-------- SUPPLIED TEXT
Plan
Plan
Turn Github into a DataHub. Easy, fast, reliable data publishing.
Taglines
- Publish, organize and find data
- Wrangle, Preview, Deploy
More complex version with multiple documents, multiple assets
Workstreams
- Showcase: data and content presentation
- Publish: creating data-driven projects from github or via upload.
- Data API: an API to the data. Essential for larger datasets.
- Hub: teams, catalog and more.
- Comms: docs, community evangelism, blog etc
Milestones
- v1: "Publishing": Publish github README + csv to a showcase with a table and graph
- Publish UI working
- Updates on each push to git
- Dashboard with reporting
- Showcase is good
- Table
- Graph
- Tried it out
- working for 2+ core datasets
- identified issues with our approach e.g. core datasets that don't preview
- v2: Data API: create a data api for a dataset
- Larger data on github or git lfs
- On push get a data API
v1 Sub-steps
(not necessarily ordered)
- Design
- validated cloudflare as platform (e.g. can use for API)
- define basic domain model
- How to do dev deployment on cloudflare
- Chore
- test framework
- dev environment
- set up changesets (?)
- Showcase. NB: at start do not even need to run off github or even our backend (can have Project stored as fixture or similar)
- README only (MDX support)
- README + inline data (csv or json)
- README + external csv
- …
- Publishing
- "Manual" script creating a project
- API for creating from github
- Publish UI with github hook
- ? Search
Roadmap
There are many ways to schedule features into a roadmap. Furthermore, the specific sequence will evolve as we implement. Thus, rather than set out a detailed sequence we provide a backlog of major features by area.
Publishing
- Connect github and go.
- Create Project API: create, update etc
- Create Project UI
- Publishing large datasets beyond size for git e.g. use git lfs or using your own storage etc
- Publish without github
- "paste your data" (store your data and content)
- From command line e.g.
data deploy
– see original ideas in ../docs/dms/datahub/v3
- Preview on command line
Showcase
See design-showcase
- Presentation
- Metadata summary/overview
- Markdown driven docs for your data (ie, README.md)
----------------
- _REQUIRED TASK_
Please answer these questions from the DataHub plan above.
(a) According to the v2 milestone, what is created for a dataset?
(b) Under the Design sub-step, which platform was to be validated?
(c) In the Workstreams list, what does Hub cover?
-------- DATASET EXTRACT
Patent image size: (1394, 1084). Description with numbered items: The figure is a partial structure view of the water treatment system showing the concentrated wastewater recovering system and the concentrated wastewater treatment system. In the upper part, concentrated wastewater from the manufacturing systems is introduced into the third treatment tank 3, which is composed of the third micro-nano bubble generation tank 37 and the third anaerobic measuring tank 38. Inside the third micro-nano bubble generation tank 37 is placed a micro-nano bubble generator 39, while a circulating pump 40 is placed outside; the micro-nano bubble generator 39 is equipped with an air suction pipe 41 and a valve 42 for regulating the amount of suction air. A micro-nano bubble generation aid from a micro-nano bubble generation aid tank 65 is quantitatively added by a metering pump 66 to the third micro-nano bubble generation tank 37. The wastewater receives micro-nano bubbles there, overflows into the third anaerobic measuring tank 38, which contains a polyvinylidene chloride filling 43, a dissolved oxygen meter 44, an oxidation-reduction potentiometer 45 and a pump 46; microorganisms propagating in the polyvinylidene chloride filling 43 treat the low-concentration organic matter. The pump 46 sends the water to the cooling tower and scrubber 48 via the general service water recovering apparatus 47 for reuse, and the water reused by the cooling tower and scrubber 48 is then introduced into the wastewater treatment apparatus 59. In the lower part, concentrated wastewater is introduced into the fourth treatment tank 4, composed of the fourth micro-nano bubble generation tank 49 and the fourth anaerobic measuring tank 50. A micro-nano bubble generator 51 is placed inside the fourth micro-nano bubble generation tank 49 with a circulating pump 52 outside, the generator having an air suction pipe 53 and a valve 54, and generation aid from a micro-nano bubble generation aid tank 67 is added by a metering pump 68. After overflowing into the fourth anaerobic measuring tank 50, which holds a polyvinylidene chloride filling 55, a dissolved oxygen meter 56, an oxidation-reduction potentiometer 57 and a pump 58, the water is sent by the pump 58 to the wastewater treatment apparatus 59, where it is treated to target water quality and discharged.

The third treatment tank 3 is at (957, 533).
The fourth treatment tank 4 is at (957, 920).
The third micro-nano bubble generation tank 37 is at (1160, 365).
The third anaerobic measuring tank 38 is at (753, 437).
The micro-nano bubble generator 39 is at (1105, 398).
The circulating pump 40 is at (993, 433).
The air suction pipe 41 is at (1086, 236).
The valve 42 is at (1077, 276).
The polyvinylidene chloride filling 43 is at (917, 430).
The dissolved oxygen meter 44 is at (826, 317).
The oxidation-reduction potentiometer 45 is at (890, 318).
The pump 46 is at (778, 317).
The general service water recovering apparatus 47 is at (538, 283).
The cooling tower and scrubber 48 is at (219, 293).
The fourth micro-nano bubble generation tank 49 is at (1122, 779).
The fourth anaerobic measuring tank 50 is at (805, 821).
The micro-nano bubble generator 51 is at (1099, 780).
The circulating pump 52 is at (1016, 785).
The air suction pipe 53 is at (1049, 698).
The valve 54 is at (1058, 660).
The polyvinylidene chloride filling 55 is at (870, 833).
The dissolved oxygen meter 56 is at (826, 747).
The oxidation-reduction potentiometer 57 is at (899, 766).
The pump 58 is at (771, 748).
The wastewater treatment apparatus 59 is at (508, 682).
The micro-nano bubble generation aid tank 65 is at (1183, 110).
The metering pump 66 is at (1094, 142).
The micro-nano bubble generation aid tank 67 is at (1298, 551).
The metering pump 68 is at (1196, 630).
----------------
- _RESULT OF THIS EXERCISE_
(a) A data API.
(b) Cloudflare.
(c) Teams, catalog and more.